### Given problem 1
Reproduce the passage of the River Hero Award article verbatim, starting with "After graduating from" and going on through "degree in speech.".
### Given problem 2
Carry on the article about the River Hero Award honoring Wilma Dykeman, beginning right after its final sentence.
* BEGIN Text provided *
Photo Gallery | Opening Remarks by Lee Russell
Tennessee Clean Water Network held their fourth annual Bill Russell River Hero Award ceremony today honoring Wilma Dykeman’s legacy. The River Hero award is presented annually to an individual who strives to claim our right to clean water and healthy communities.
“Wilma Dykeman motivates others to follow in her footsteps to protect the waters we live with and love,” stated Renée Hoyos, TCWN Executive Director. “TCWN is humbled to honor Wilma’s legacy with the 2007 River Hero Award.”
Senator Lamar Alexander presented the award to Wilma’s son, Jim Stokely, honoring the critical role Dykeman played in protecting the French Broad River for over fifty years.
“When I was first living on my own, my mother used to send me Wilma Dykeman’s stories to remind me of who I am and where I came from,” Alexander said. “Her pen could bring the people, mountains and rivers of Tennessee to everyone. I commend the Tennessee Clean Water Network for honoring Wilma and her legacy of promoting conservation, and thank them for their work in protecting our lakes and rivers.”
One of Wilma’s most notable achievements was her role in designating the French Broad River as an American Heritage River in the 1990’s. Wilma devoted much energy and passion to convincing leaders in North Carolina and Tennessee of the river’s worthiness for that designation and the benefits it would bring.
After graduating from high school and Biltmore Junior College in Asheville, Dykeman attended Northwestern University for a bachelor's degree in speech.
Wilma Dykeman published more than sixteen books in her lifetime.
The French Broad (1955), recounts the history, legend, biography, sociology, and economics of a mountain region that draws its life and ways from this river and its tributaries. The work, her first, won the Thomas Wolfe Memorial Trophy in 1955.
* END Text provided *
* BEGIN Data *
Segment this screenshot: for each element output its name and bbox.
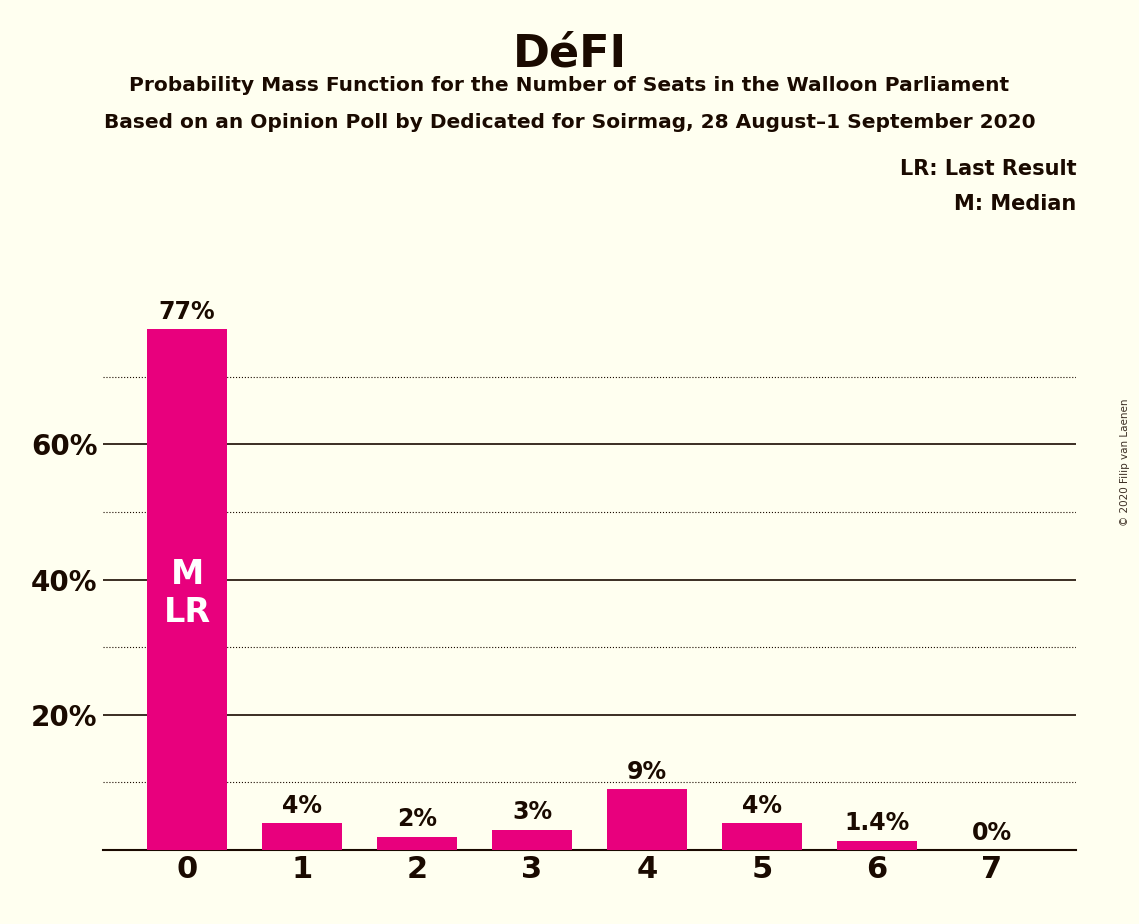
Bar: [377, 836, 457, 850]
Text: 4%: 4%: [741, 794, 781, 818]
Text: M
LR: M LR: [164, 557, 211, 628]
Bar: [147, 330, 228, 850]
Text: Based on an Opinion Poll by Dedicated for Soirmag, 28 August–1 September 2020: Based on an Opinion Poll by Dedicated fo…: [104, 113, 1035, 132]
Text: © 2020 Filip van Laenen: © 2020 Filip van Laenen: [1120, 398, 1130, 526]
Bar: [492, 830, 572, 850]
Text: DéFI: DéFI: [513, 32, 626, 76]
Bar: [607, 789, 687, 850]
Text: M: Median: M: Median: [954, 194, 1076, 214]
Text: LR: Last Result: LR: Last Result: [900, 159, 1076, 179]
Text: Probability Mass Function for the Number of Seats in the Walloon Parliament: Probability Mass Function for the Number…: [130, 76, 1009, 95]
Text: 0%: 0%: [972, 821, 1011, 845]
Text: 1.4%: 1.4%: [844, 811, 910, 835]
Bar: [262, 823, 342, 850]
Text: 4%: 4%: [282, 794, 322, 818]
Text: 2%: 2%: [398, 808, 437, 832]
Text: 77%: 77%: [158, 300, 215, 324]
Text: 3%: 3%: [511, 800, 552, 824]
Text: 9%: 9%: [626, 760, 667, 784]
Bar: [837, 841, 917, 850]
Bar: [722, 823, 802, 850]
* END Data *
* BEGIN Data *
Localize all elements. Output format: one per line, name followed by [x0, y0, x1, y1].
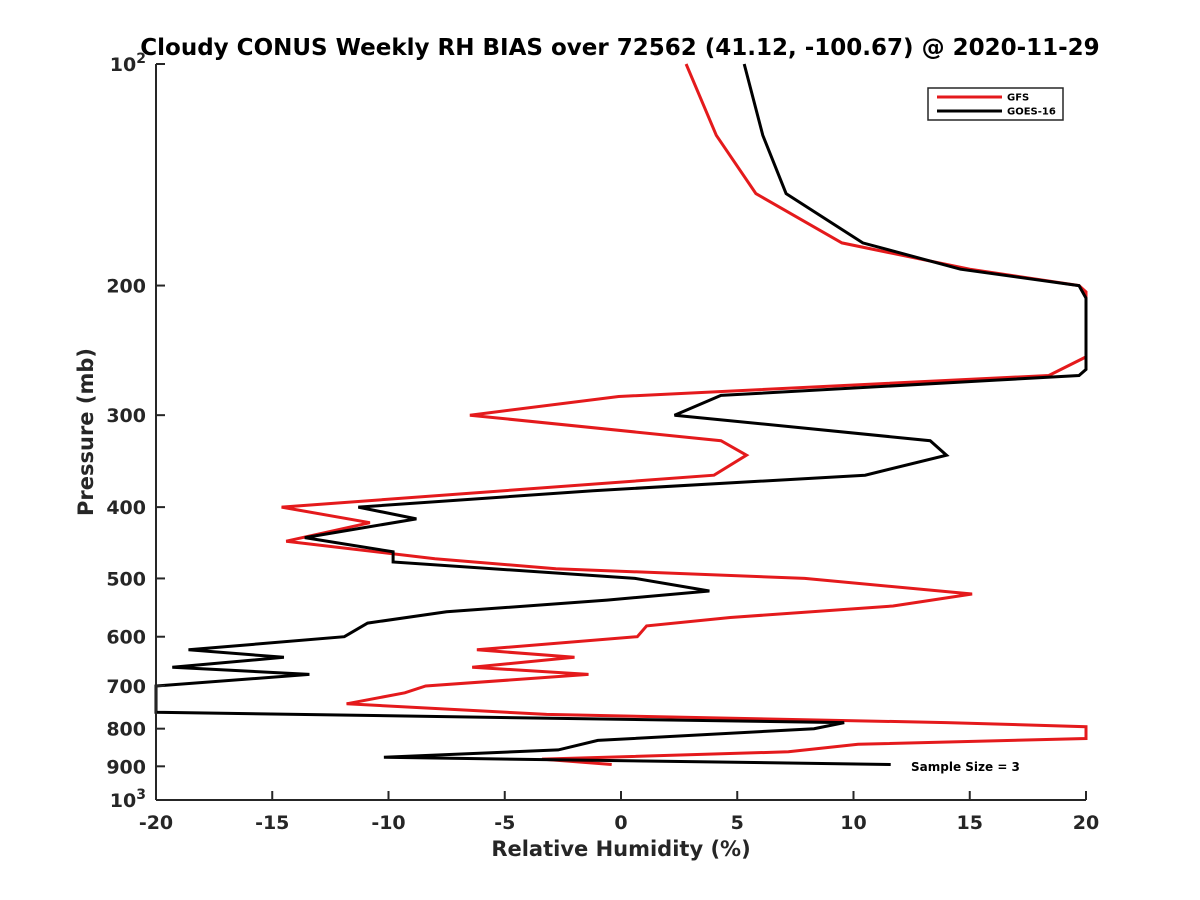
* END Data *
### Written reply 1
After graduating from high school and Biltmore Junior College in Asheville, Dykeman attended Northwestern University for a bachelor's degree in speech.

### Written reply 2
The French Broad was groundbreaking when it was published in 1955, and has never been out of print. It inspired stewardship of the French Broad River, whose water quality has since vastly improved.
Dykeman has been named Tennessee Conservation Writer of the Year and Tennessee Outstanding Speaker of the Year by State Association of Speech Arts Teachers and Professors, and she has held the honorary title of Tennessee State Historian since 1981.
“The sole blame for the river’s [French Broad] fouling could be laid to no one person or group. Because the river belongs to everyone, it is the possession of no one,” Dykeman wrote before listing the fish kills and studies documenting pollution dating back to 1939.
Wilma passed away at the age of 86 on December 22, 2006, leaving a legacy of environmental stewardship and education for future generations along the French Broad River.
“As an educator, novelist, historian and active citizen, Wilma changed the course of French Broad River history,” added Hoyos. “Her ability to construct such grasping and inspiring works is part of what allowed her to sway people’s opinions and spur them into action.”
The Tennessee Clean Water Network organizes communities who, like Wilma’s French Broad River community, are facing threats to their clean water.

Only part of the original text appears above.